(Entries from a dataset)
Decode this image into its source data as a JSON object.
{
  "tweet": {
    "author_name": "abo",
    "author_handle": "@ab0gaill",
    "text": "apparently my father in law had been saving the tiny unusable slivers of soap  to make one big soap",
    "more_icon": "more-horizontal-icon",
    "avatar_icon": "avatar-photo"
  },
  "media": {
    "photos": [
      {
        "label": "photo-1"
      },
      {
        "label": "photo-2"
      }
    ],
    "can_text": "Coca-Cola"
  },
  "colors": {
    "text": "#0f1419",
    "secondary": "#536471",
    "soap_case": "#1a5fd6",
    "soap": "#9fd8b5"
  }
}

_Problem to work on:_ Reproduce the listing shown above in its entirety, exactly.

_Completed exercise:_
Decode this image into its source data as a JSON object.
{
  "tweet": {
    "author_name": "abo",
    "author_handle": "@ab0gaill",
    "text": "apparently my father in law had been saving the tiny unusable slivers of soap  to make one big soap",
    "more_icon": "more-horizontal-icon",
    "avatar_icon": "avatar-photo"
  },
  "media": {
    "photos": [
      {
        "label": "photo-1"
      },
      {
        "label": "photo-2"
      }
    ],
    "can_text": "Coca-Cola"
  },
  "colors": {
    "text": "#0f1419",
    "secondary": "#536471",
    "soap_case": "#1a5fd6",
    "soap": "#9fd8b5"
  }
}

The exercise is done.